**REQUIREMENTS**.
Restate exactly the lines below, from the one containing "Type out the text in this image." through the final line, and leave out the pictures.

**TASK DATA**.
## begin

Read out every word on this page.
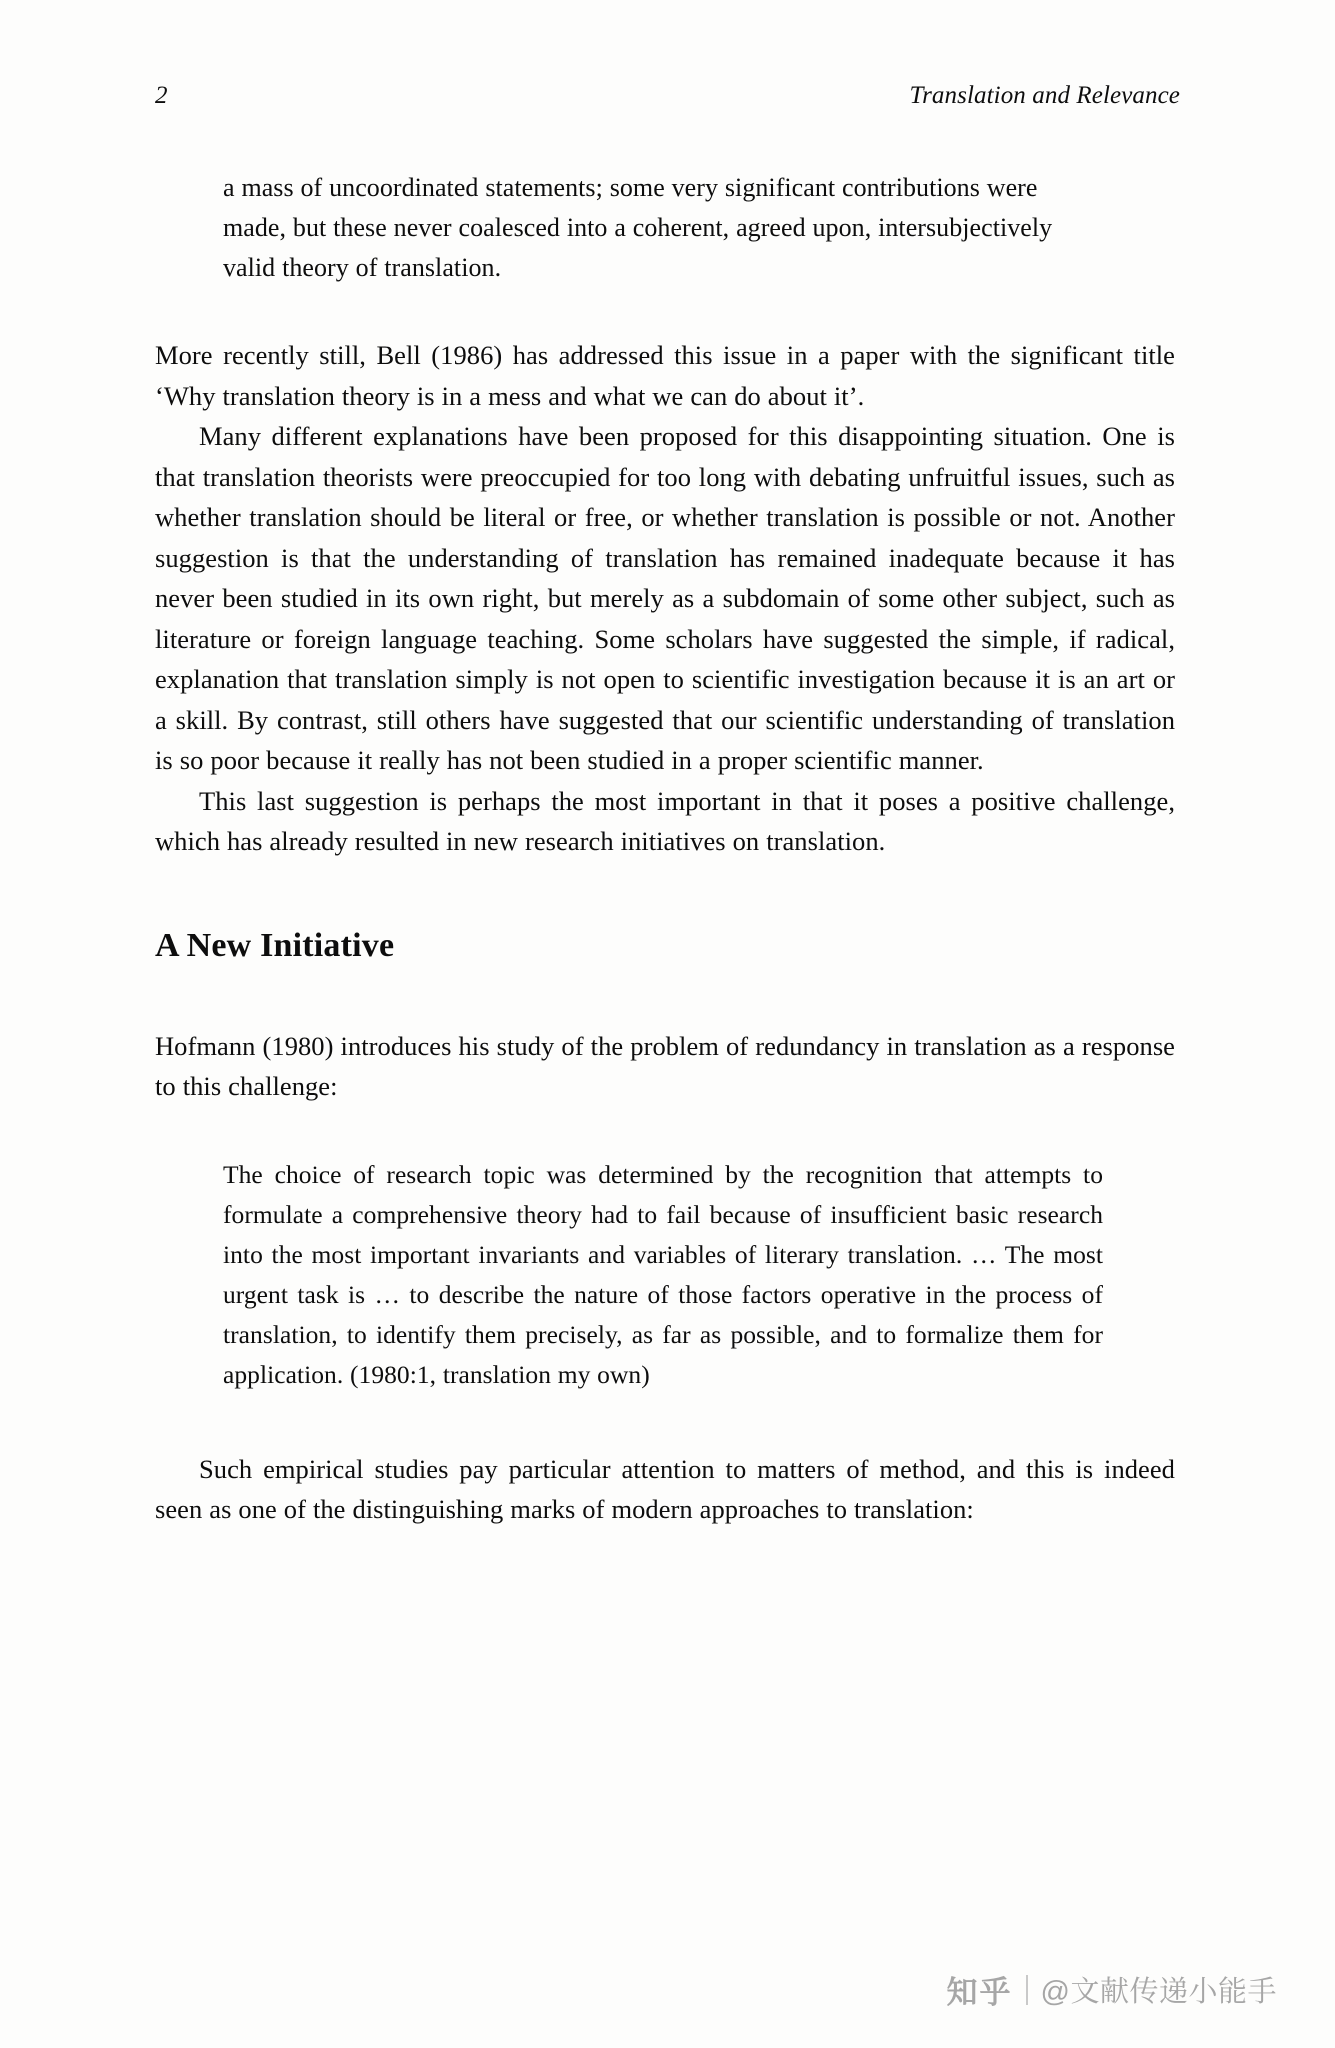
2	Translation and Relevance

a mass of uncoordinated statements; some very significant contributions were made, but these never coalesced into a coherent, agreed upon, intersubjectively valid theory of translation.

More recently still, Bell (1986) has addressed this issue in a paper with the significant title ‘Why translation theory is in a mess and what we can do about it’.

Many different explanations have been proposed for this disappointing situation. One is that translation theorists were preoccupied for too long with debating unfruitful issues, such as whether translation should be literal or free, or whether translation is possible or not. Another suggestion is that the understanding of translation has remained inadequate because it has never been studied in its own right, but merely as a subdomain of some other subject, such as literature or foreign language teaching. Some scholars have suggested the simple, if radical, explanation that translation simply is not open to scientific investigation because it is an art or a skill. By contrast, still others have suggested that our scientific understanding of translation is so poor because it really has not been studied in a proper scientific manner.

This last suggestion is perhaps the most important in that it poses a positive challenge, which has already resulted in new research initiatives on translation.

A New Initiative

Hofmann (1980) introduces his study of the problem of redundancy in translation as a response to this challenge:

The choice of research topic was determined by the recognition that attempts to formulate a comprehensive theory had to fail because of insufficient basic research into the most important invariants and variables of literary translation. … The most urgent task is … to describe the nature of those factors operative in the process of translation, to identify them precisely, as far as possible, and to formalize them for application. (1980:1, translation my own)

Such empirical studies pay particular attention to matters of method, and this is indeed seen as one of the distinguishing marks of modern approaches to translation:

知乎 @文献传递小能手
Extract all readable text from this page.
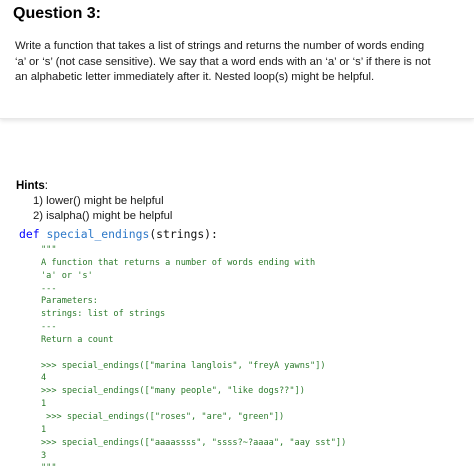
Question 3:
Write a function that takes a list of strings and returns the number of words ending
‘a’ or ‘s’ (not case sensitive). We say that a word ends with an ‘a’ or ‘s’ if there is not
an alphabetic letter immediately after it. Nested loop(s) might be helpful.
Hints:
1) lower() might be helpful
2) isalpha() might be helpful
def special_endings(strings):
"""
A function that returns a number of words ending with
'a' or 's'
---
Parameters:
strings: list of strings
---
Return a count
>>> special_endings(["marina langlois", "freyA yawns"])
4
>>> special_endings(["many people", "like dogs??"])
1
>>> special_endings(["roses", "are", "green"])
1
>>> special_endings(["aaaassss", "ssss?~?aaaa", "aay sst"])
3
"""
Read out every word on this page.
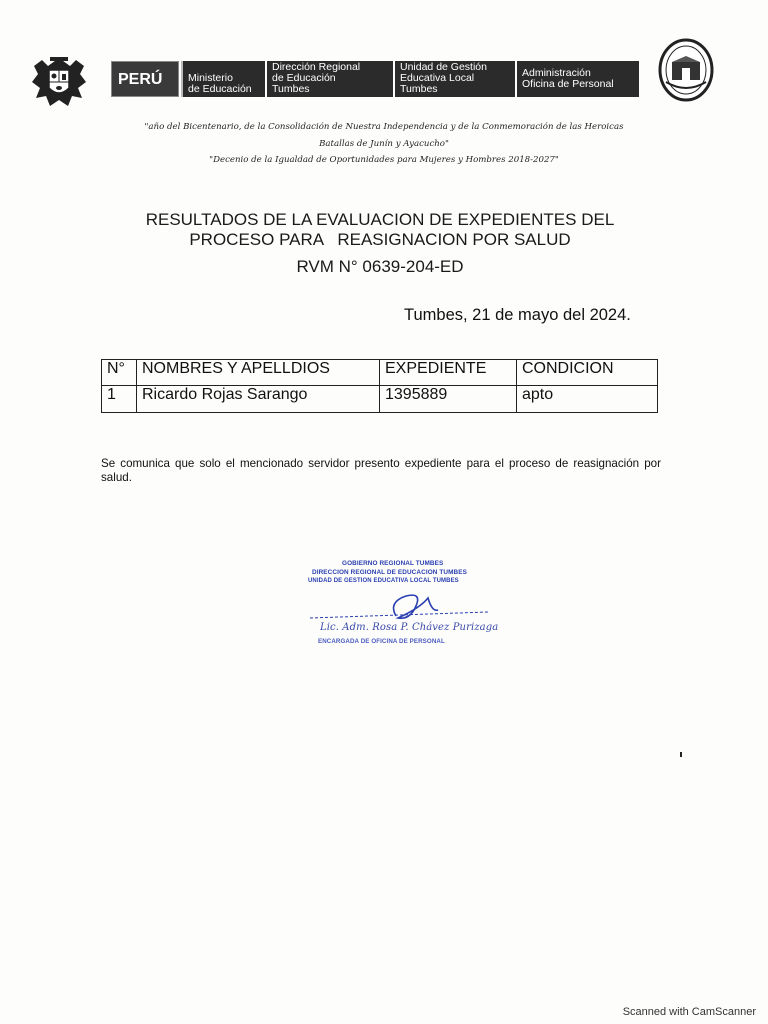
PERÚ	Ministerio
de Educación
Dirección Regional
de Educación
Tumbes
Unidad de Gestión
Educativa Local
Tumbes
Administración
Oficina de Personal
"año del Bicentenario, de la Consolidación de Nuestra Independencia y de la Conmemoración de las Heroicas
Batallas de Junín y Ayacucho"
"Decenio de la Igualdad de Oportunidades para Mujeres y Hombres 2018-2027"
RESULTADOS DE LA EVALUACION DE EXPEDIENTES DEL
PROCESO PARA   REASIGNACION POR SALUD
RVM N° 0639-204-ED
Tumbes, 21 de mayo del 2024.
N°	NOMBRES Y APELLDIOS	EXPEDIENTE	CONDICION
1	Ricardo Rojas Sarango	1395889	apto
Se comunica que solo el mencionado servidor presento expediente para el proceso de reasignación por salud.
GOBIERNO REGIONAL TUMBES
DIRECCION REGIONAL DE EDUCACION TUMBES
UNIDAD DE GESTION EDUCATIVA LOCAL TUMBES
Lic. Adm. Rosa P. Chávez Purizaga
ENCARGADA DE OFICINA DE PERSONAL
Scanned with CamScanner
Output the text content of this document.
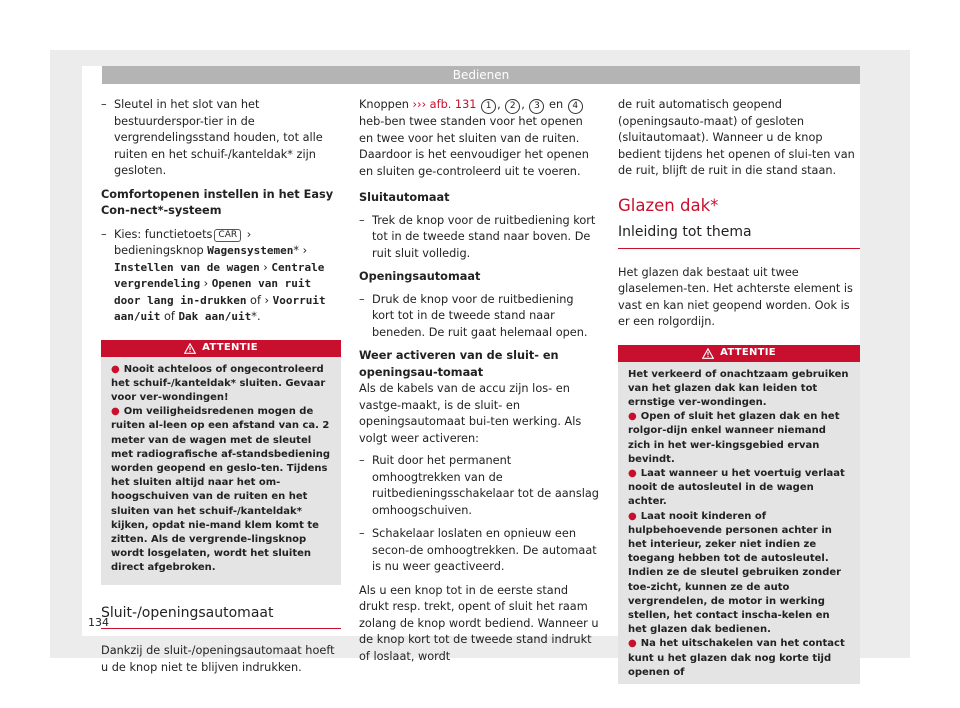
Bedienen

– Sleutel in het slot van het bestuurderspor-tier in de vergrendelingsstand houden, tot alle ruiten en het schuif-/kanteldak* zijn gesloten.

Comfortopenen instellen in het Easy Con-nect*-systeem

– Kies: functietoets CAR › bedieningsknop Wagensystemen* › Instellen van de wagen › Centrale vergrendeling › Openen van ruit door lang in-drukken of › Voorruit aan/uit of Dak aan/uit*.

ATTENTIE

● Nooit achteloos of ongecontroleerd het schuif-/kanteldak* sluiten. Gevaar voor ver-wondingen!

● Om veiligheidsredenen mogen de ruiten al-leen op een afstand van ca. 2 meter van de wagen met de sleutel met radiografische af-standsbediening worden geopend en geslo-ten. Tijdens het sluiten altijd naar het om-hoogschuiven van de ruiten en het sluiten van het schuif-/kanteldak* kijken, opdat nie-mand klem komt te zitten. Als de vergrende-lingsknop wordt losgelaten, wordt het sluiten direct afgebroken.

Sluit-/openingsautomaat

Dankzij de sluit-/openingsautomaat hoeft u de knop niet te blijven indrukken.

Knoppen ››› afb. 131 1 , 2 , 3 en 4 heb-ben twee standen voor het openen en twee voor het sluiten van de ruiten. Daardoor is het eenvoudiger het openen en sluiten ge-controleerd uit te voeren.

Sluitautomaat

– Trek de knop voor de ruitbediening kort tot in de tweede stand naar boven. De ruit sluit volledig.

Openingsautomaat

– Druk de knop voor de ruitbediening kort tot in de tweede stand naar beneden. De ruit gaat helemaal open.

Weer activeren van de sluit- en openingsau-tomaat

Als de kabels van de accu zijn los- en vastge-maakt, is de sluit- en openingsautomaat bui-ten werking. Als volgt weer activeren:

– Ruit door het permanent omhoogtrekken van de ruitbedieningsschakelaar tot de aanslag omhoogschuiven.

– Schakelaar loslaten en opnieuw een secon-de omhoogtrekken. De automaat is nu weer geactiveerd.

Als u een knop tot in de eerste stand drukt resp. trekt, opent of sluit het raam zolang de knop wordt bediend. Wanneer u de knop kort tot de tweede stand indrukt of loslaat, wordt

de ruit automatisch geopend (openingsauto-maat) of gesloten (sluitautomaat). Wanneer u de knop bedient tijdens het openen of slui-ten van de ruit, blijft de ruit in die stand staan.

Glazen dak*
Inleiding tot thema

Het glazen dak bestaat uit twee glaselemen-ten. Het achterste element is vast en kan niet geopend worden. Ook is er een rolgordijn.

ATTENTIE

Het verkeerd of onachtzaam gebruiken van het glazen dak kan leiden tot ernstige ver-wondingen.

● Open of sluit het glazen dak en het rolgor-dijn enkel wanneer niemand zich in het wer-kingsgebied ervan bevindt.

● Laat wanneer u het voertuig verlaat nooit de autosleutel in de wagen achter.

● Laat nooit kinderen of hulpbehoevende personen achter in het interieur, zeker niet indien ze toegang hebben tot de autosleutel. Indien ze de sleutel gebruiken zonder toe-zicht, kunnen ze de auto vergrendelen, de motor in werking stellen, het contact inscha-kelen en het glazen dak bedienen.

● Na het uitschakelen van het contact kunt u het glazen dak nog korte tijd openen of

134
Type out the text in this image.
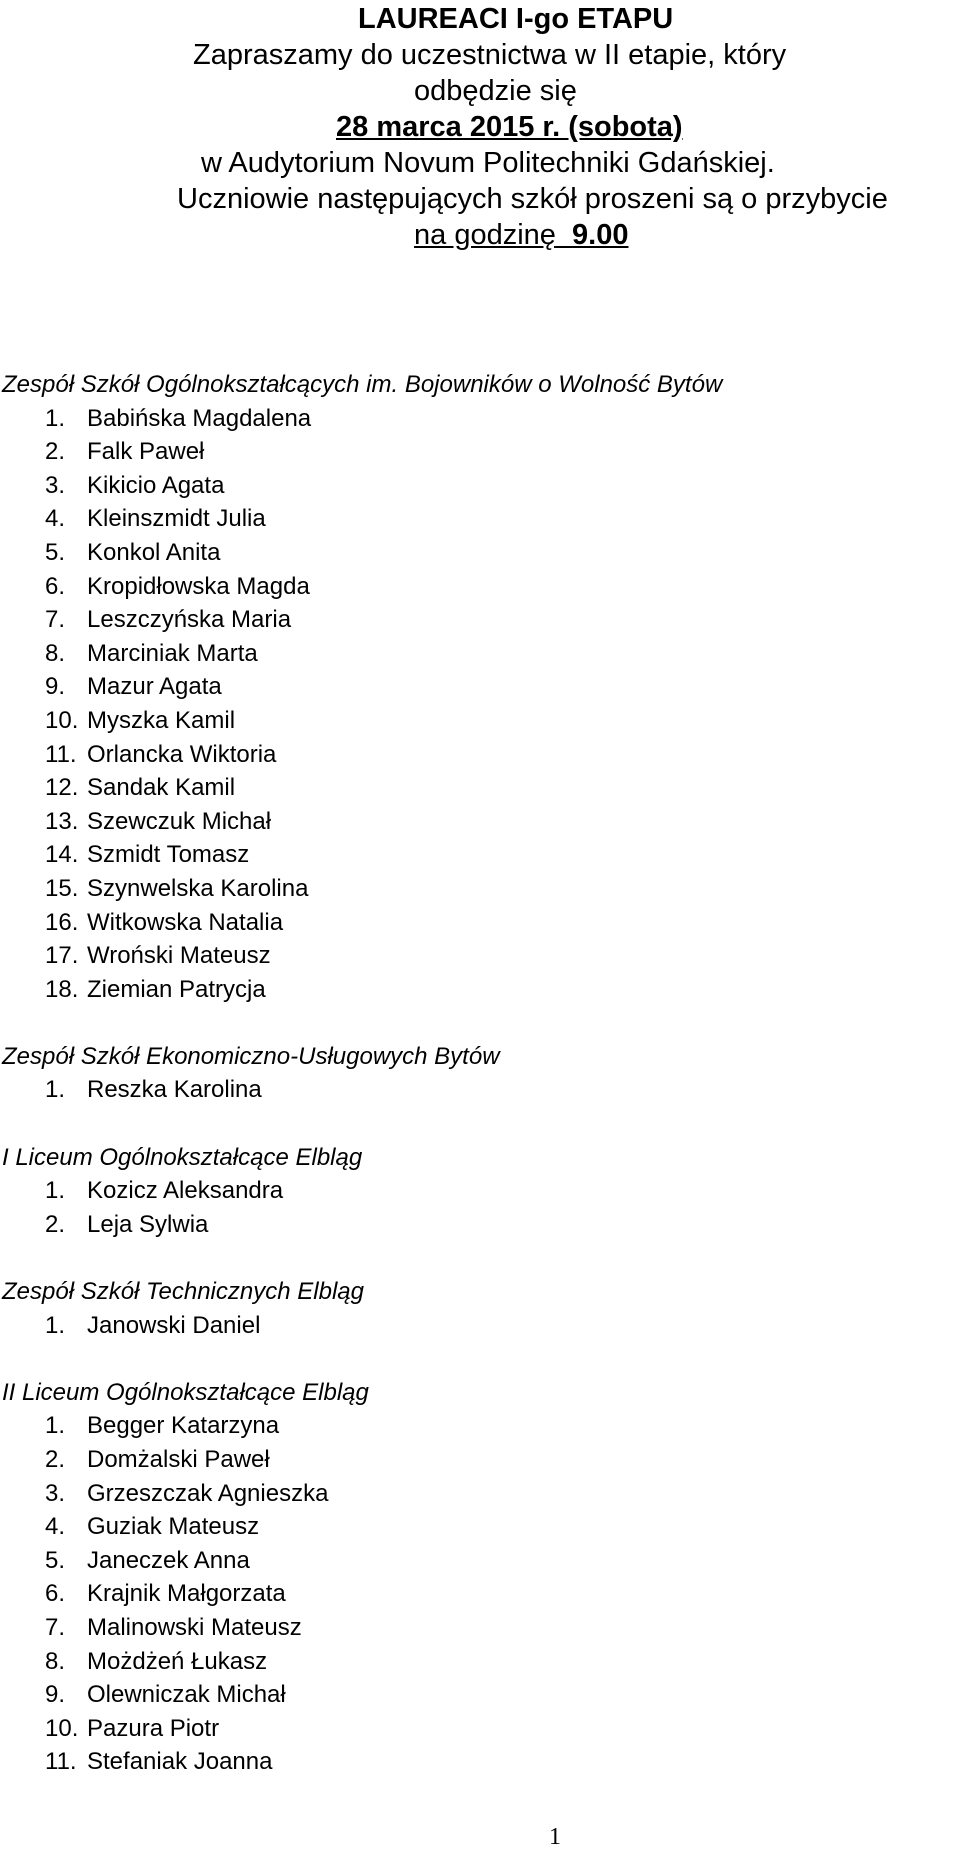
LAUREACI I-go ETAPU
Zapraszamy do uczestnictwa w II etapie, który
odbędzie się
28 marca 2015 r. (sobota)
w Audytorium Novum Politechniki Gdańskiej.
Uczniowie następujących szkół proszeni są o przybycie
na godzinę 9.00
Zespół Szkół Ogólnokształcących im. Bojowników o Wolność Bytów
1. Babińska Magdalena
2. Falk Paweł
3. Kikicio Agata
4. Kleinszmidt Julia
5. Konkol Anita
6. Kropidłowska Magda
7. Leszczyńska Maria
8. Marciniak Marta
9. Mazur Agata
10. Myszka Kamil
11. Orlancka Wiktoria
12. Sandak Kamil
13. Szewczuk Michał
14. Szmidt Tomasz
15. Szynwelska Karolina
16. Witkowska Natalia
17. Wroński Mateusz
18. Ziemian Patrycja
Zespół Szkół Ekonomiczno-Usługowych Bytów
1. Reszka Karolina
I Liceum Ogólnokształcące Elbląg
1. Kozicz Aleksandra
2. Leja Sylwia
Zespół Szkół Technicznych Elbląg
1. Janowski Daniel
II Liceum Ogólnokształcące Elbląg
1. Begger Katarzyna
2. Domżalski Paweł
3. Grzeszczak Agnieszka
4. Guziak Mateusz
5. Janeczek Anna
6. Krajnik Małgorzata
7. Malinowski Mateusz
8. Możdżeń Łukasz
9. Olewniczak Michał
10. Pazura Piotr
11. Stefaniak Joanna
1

## end

**RESULT OF THIS TASK**.
Type out the text in this image.
LAUREACI I-go ETAPU
Zapraszamy do uczestnictwa w II etapie, który
odbędzie się
28 marca 2015 r. (sobota)
w Audytorium Novum Politechniki Gdańskiej.
Uczniowie następujących szkół proszeni są o przybycie
na godzinę 9.00
Zespół Szkół Ogólnokształcących im. Bojowników o Wolność Bytów
1. Babińska Magdalena
2. Falk Paweł
3. Kikicio Agata
4. Kleinszmidt Julia
5. Konkol Anita
6. Kropidłowska Magda
7. Leszczyńska Maria
8. Marciniak Marta
9. Mazur Agata
10. Myszka Kamil
11. Orlancka Wiktoria
12. Sandak Kamil
13. Szewczuk Michał
14. Szmidt Tomasz
15. Szynwelska Karolina
16. Witkowska Natalia
17. Wroński Mateusz
18. Ziemian Patrycja
Zespół Szkół Ekonomiczno-Usługowych Bytów
1. Reszka Karolina
I Liceum Ogólnokształcące Elbląg
1. Kozicz Aleksandra
2. Leja Sylwia
Zespół Szkół Technicznych Elbląg
1. Janowski Daniel
II Liceum Ogólnokształcące Elbląg
1. Begger Katarzyna
2. Domżalski Paweł
3. Grzeszczak Agnieszka
4. Guziak Mateusz
5. Janeczek Anna
6. Krajnik Małgorzata
7. Malinowski Mateusz
8. Możdżeń Łukasz
9. Olewniczak Michał
10. Pazura Piotr
11. Stefaniak Joanna
1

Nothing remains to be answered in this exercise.